- **Your objective**
Pick out every line in the data below that holds "link".
>> start
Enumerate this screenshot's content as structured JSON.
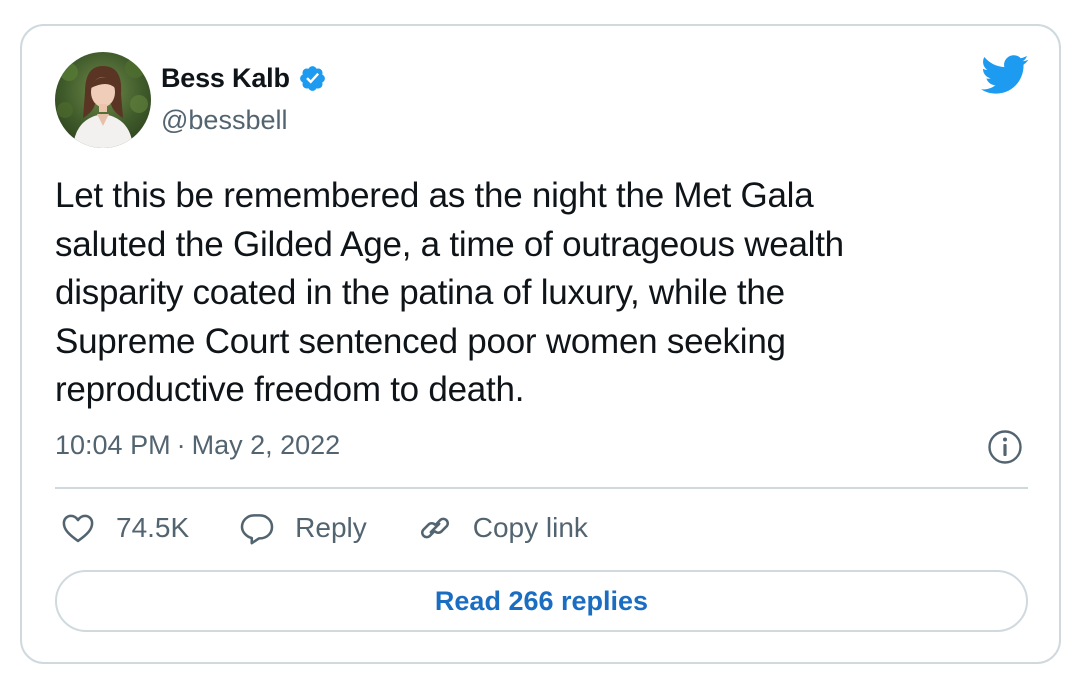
{
  "author": {
    "display_name": "Bess Kalb",
    "handle": "@bessbell",
    "verified_icon": "verified-badge-icon",
    "avatar": "avatar"
  },
  "brand": {
    "icon": "twitter-bird-icon",
    "color": "#1d9bf0"
  },
  "tweet": {
    "text": "Let this be remembered as the night the Met Gala\nsaluted the Gilded Age, a time of outrageous wealth\ndisparity coated in the patina of luxury, while the\nSupreme Court sentenced poor women seeking\nreproductive freedom to death.",
    "time": "10:04 PM",
    "separator": "·",
    "date": "May 2, 2022"
  },
  "actions": {
    "likes_icon": "heart-icon",
    "likes_count": "74.5K",
    "reply_icon": "reply-bubble-icon",
    "reply_label": "Reply",
    "copy_icon": "link-icon",
    "copy_label": "Copy link"
  },
  "replies_button": {
    "label": "Read 266 replies",
    "color": "#1b6dc1"
  },
  "colors": {
    "text": "#0f1419",
    "secondary": "#536471",
    "border": "#cfd9de"
  }
}
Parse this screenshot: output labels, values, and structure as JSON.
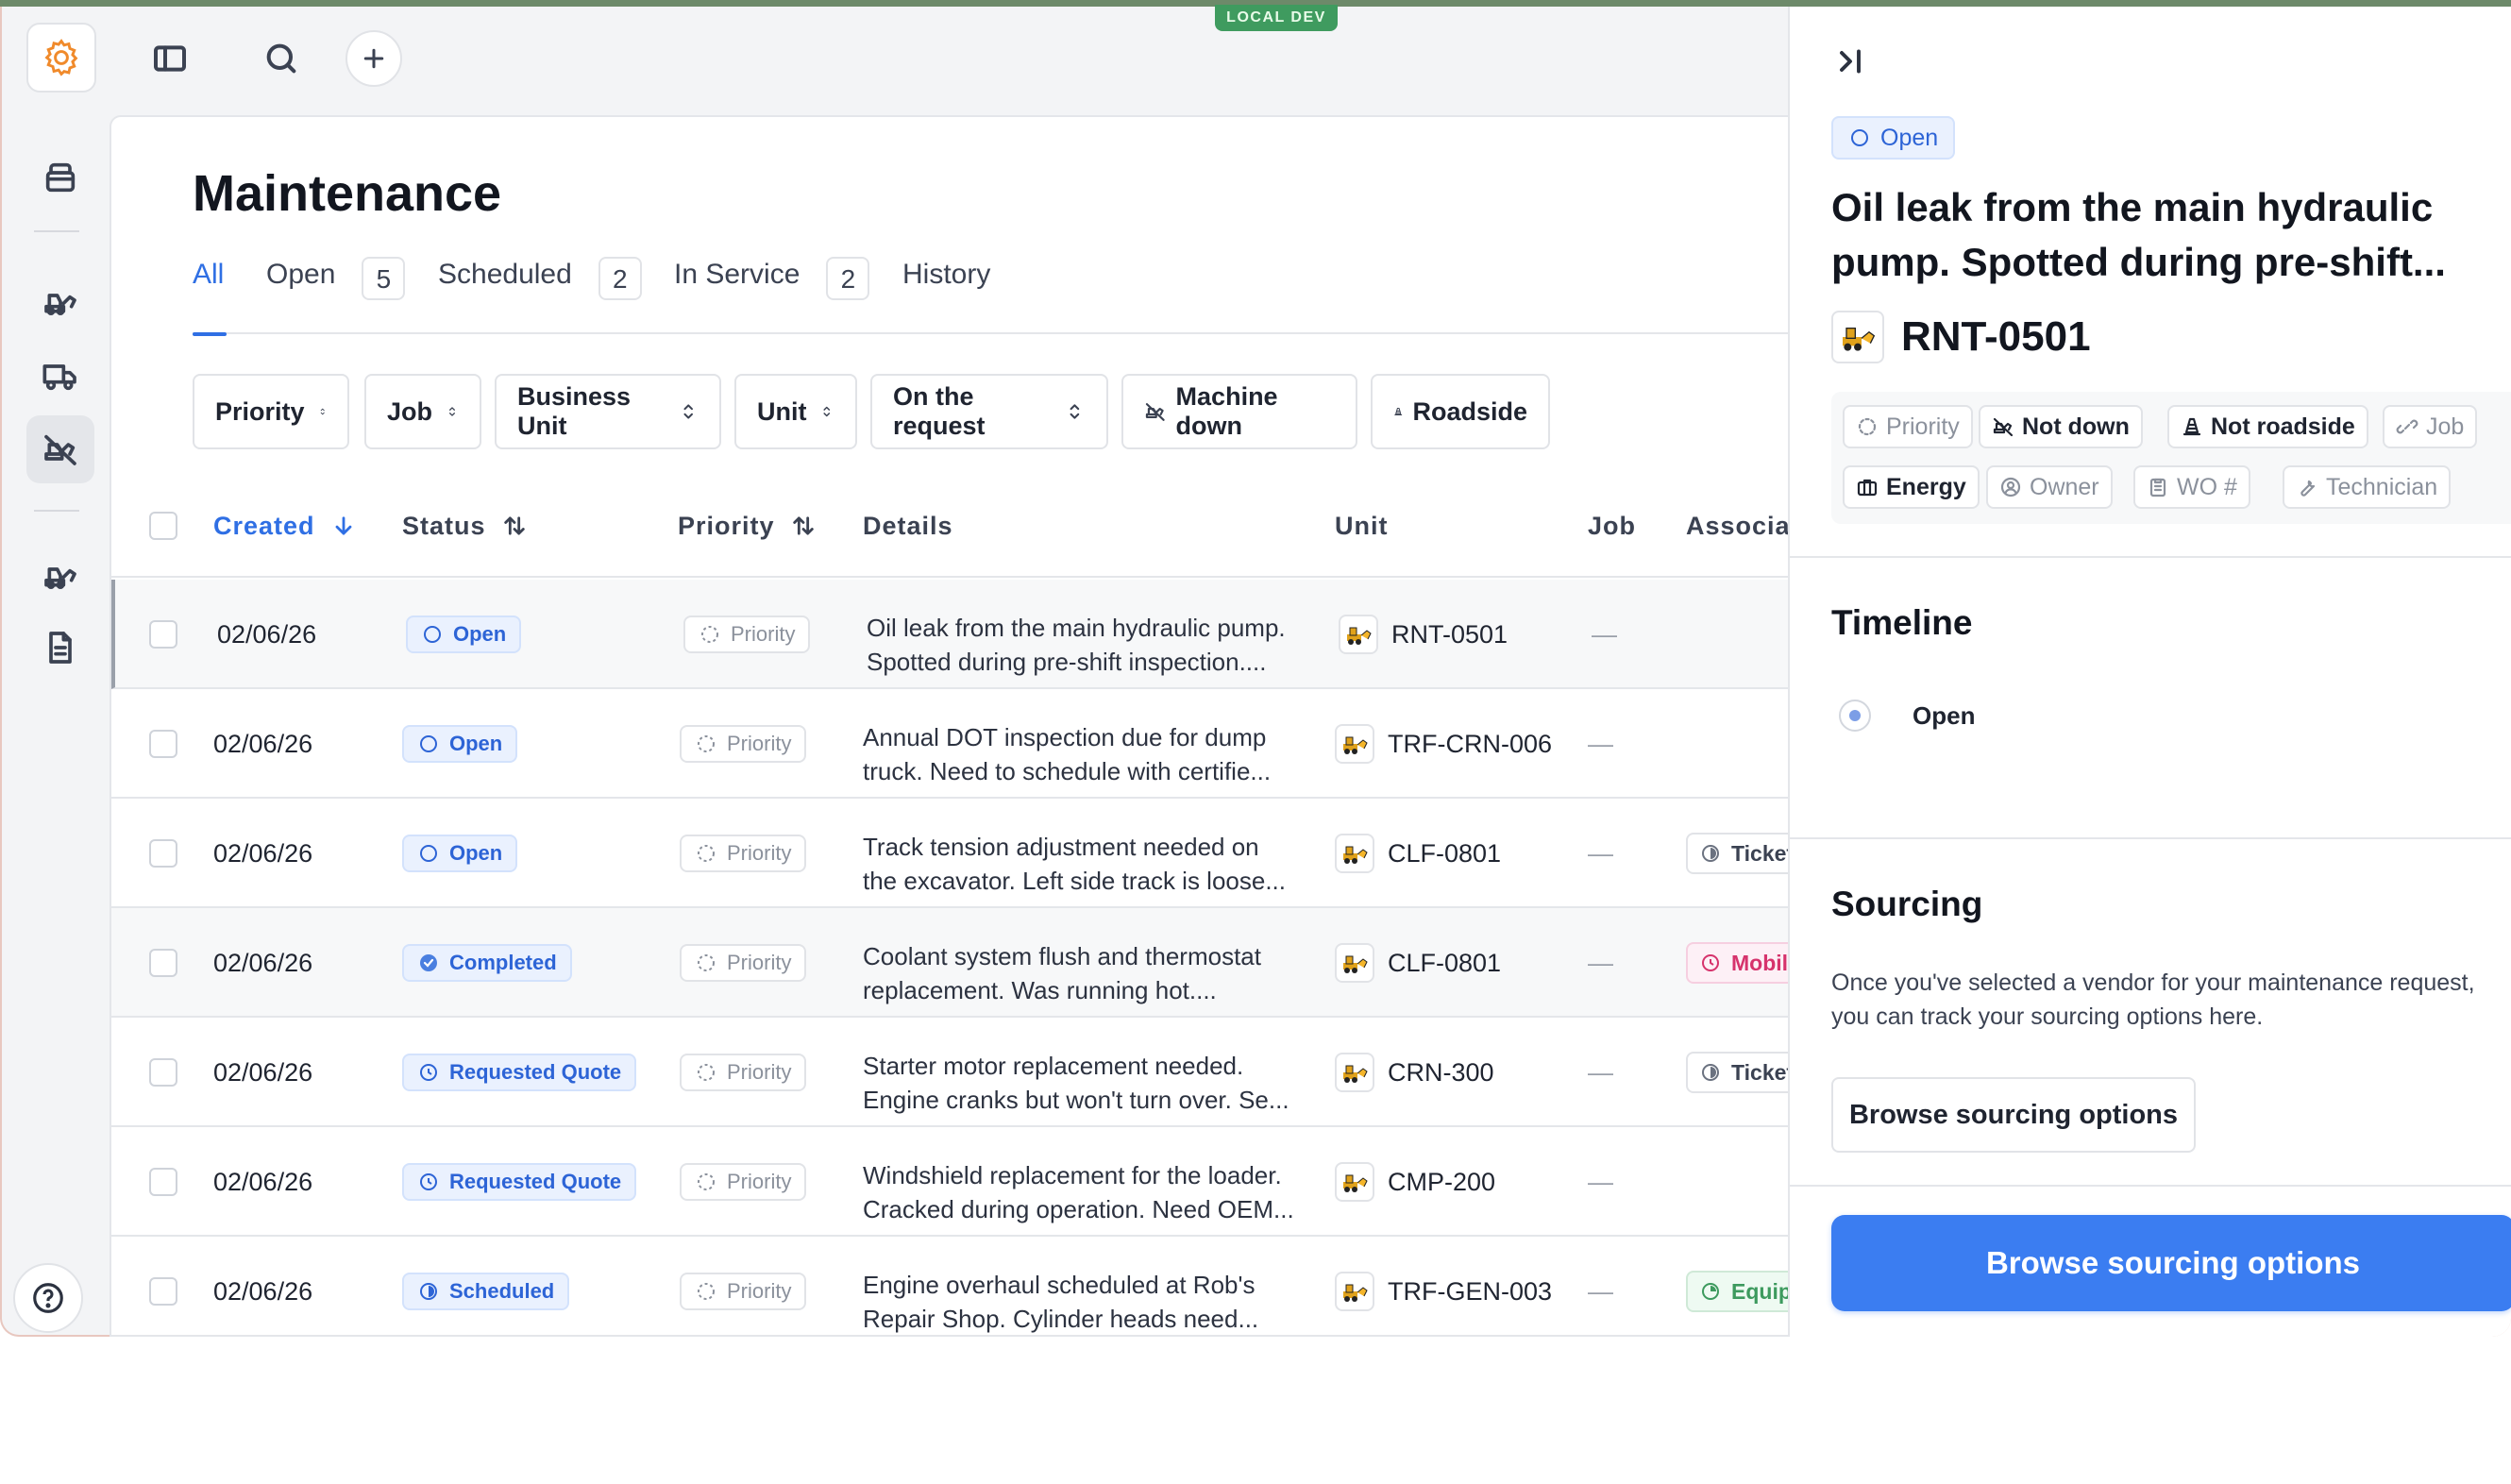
{
  "env_badge": "LOCAL DEV",
  "page": {
    "title": "Maintenance",
    "tabs": [
      {
        "label": "All",
        "count": ""
      },
      {
        "label": "Open",
        "count": "5"
      },
      {
        "label": "Scheduled",
        "count": "2"
      },
      {
        "label": "In Service",
        "count": "2"
      },
      {
        "label": "History",
        "count": ""
      }
    ],
    "filters": [
      "Priority",
      "Job",
      "Business Unit",
      "Unit",
      "On the request",
      "Machine down",
      "Roadside"
    ]
  },
  "table": {
    "columns": [
      "Created",
      "Status",
      "Priority",
      "Details",
      "Unit",
      "Job",
      "Associat"
    ],
    "rows": [
      {
        "created": "02/06/26",
        "status": "Open",
        "priority": "Priority",
        "details": "Oil leak from the main hydraulic pump.\nSpotted during pre-shift inspection....",
        "unit": "RNT-0501",
        "job": "—",
        "assoc": ""
      },
      {
        "created": "02/06/26",
        "status": "Open",
        "priority": "Priority",
        "details": "Annual DOT inspection due for dump\ntruck. Need to schedule with certifie...",
        "unit": "TRF-CRN-006",
        "job": "—",
        "assoc": ""
      },
      {
        "created": "02/06/26",
        "status": "Open",
        "priority": "Priority",
        "details": "Track tension adjustment needed on\nthe excavator. Left side track is loose...",
        "unit": "CLF-0801",
        "job": "—",
        "assoc": "Ticket"
      },
      {
        "created": "02/06/26",
        "status": "Completed",
        "priority": "Priority",
        "details": "Coolant system flush and thermostat\nreplacement. Was running hot....",
        "unit": "CLF-0801",
        "job": "—",
        "assoc": "Mobili"
      },
      {
        "created": "02/06/26",
        "status": "Requested Quote",
        "priority": "Priority",
        "details": "Starter motor replacement needed.\nEngine cranks but won't turn over. Se...",
        "unit": "CRN-300",
        "job": "—",
        "assoc": "Ticket"
      },
      {
        "created": "02/06/26",
        "status": "Requested Quote",
        "priority": "Priority",
        "details": "Windshield replacement for the loader.\nCracked during operation. Need OEM...",
        "unit": "CMP-200",
        "job": "—",
        "assoc": ""
      },
      {
        "created": "02/06/26",
        "status": "Scheduled",
        "priority": "Priority",
        "details": "Engine overhaul scheduled at Rob's\nRepair Shop. Cylinder heads need...",
        "unit": "TRF-GEN-003",
        "job": "—",
        "assoc": "Equip"
      }
    ]
  },
  "detail": {
    "status": "Open",
    "title": "Oil leak from the main hydraulic pump. Spotted during pre-shift...",
    "unit": "RNT-0501",
    "tags": [
      "Priority",
      "Not down",
      "Not roadside",
      "Job",
      "Energy",
      "Owner",
      "WO #",
      "Technician"
    ],
    "timeline_title": "Timeline",
    "timeline_item": "Open",
    "sourcing_title": "Sourcing",
    "sourcing_desc": "Once you've selected a vendor for your maintenance request, you can track your sourcing options here.",
    "sourcing_button": "Browse sourcing options",
    "primary_button": "Browse sourcing options"
  },
  "colors": {
    "accent": "#2f6fe4",
    "primary_button": "#3b7df1",
    "env_badge": "#3f9b5f"
  }
}
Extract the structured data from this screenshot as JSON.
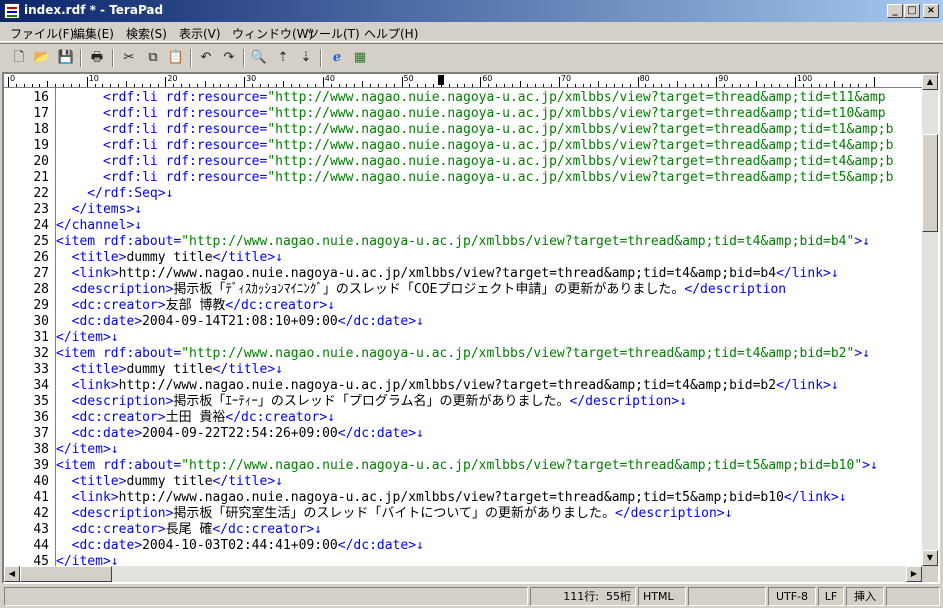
>> end
- **Task output**
    "copy_icon": "link-icon",
    "copy_label": "Copy link"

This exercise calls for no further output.